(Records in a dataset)

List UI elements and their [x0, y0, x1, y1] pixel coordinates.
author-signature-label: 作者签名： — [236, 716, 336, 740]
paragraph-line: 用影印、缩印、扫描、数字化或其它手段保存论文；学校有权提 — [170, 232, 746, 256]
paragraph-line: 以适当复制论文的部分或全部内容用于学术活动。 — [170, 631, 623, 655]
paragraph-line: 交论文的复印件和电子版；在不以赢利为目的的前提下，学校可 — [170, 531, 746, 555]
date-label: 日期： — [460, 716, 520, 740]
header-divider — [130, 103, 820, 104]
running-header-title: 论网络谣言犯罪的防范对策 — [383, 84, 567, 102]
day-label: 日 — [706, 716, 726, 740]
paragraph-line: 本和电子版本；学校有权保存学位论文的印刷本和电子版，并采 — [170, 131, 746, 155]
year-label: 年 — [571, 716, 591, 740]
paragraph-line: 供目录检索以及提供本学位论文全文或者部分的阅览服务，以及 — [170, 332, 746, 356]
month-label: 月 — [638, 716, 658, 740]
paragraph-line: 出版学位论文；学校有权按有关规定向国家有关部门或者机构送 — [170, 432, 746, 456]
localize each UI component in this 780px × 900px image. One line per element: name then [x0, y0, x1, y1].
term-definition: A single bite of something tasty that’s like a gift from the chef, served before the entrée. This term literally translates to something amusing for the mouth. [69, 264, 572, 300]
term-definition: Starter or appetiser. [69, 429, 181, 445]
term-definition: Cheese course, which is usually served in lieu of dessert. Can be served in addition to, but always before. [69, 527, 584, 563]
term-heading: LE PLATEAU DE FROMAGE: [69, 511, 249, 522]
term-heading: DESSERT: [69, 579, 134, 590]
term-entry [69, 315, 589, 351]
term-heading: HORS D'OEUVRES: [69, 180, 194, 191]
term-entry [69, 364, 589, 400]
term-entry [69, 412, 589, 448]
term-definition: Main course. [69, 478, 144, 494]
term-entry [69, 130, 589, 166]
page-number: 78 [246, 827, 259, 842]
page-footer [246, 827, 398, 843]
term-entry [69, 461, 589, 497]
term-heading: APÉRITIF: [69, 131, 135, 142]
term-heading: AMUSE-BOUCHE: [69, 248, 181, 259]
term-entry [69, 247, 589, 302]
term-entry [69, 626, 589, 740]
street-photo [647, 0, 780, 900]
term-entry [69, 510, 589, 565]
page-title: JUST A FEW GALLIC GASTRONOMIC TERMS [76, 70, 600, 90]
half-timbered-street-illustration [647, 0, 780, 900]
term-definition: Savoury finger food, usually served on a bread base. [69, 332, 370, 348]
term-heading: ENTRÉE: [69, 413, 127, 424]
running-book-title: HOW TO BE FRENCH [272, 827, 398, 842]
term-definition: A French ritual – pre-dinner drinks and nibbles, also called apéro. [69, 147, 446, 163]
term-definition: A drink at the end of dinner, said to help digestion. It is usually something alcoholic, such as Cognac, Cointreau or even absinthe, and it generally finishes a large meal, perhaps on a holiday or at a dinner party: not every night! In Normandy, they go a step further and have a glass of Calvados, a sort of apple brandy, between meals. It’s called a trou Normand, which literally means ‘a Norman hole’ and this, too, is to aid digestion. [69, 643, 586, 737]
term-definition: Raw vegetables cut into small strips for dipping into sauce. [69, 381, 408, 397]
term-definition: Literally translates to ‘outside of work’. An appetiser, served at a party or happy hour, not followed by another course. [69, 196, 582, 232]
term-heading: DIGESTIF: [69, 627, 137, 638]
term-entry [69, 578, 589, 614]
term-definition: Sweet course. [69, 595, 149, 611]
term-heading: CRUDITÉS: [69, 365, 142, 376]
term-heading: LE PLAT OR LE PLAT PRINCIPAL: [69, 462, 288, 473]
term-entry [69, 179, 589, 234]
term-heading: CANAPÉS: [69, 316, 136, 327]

▶ Exercise instructions:
Rewrite the lines above, putting "glossary-heading" wherever "term-heading" appears and leaving everything else untouched.

▶ Expected answer:
List UI elements and their [x0, y0, x1, y1] pixel coordinates.
author-signature-label: 作者签名： — [236, 716, 336, 740]
paragraph-line: 用影印、缩印、扫描、数字化或其它手段保存论文；学校有权提 — [170, 232, 746, 256]
paragraph-line: 以适当复制论文的部分或全部内容用于学术活动。 — [170, 631, 623, 655]
paragraph-line: 交论文的复印件和电子版；在不以赢利为目的的前提下，学校可 — [170, 531, 746, 555]
date-label: 日期： — [460, 716, 520, 740]
header-divider — [130, 103, 820, 104]
running-header-title: 论网络谣言犯罪的防范对策 — [383, 84, 567, 102]
day-label: 日 — [706, 716, 726, 740]
paragraph-line: 本和电子版本；学校有权保存学位论文的印刷本和电子版，并采 — [170, 131, 746, 155]
year-label: 年 — [571, 716, 591, 740]
paragraph-line: 供目录检索以及提供本学位论文全文或者部分的阅览服务，以及 — [170, 332, 746, 356]
month-label: 月 — [638, 716, 658, 740]
paragraph-line: 出版学位论文；学校有权按有关规定向国家有关部门或者机构送 — [170, 432, 746, 456]
localize each UI component in this 780px × 900px image. One line per element: name then [x0, y0, x1, y1].
term-definition: A single bite of something tasty that’s like a gift from the chef, served before the entrée. This term literally translates to something amusing for the mouth. [69, 264, 572, 300]
term-definition: Starter or appetiser. [69, 429, 181, 445]
term-definition: Cheese course, which is usually served in lieu of dessert. Can be served in addition to, but always before. [69, 527, 584, 563]
glossary-heading: LE PLATEAU DE FROMAGE: [69, 511, 249, 522]
glossary-heading: DESSERT: [69, 579, 134, 590]
term-entry [69, 315, 589, 351]
glossary-heading: HORS D'OEUVRES: [69, 180, 194, 191]
term-entry [69, 364, 589, 400]
term-entry [69, 412, 589, 448]
term-definition: Main course. [69, 478, 144, 494]
term-entry [69, 130, 589, 166]
page-number: 78 [246, 827, 259, 842]
page-footer [246, 827, 398, 843]
term-entry [69, 461, 589, 497]
glossary-heading: APÉRITIF: [69, 131, 135, 142]
glossary-heading: AMUSE-BOUCHE: [69, 248, 181, 259]
term-entry [69, 247, 589, 302]
term-entry [69, 626, 589, 740]
street-photo [647, 0, 780, 900]
term-entry [69, 510, 589, 565]
page-title: JUST A FEW GALLIC GASTRONOMIC TERMS [76, 70, 600, 90]
half-timbered-street-illustration [647, 0, 780, 900]
term-definition: Savoury finger food, usually served on a bread base. [69, 332, 370, 348]
glossary-heading: ENTRÉE: [69, 413, 127, 424]
running-book-title: HOW TO BE FRENCH [272, 827, 398, 842]
term-definition: A French ritual – pre-dinner drinks and nibbles, also called apéro. [69, 147, 446, 163]
term-definition: A drink at the end of dinner, said to help digestion. It is usually something alcoholic, such as Cognac, Cointreau or even absinthe, and it generally finishes a large meal, perhaps on a holiday or at a dinner party: not every night! In Normandy, they go a step further and have a glass of Calvados, a sort of apple brandy, between meals. It’s called a trou Normand, which literally means ‘a Norman hole’ and this, too, is to aid digestion. [69, 643, 586, 737]
term-definition: Raw vegetables cut into small strips for dipping into sauce. [69, 381, 408, 397]
term-definition: Literally translates to ‘outside of work’. An appetiser, served at a party or happy hour, not followed by another course. [69, 196, 582, 232]
glossary-heading: DIGESTIF: [69, 627, 137, 638]
term-entry [69, 578, 589, 614]
term-definition: Sweet course. [69, 595, 149, 611]
glossary-heading: CRUDITÉS: [69, 365, 142, 376]
glossary-heading: LE PLAT OR LE PLAT PRINCIPAL: [69, 462, 288, 473]
term-entry [69, 179, 589, 234]
glossary-heading: CANAPÉS: [69, 316, 136, 327]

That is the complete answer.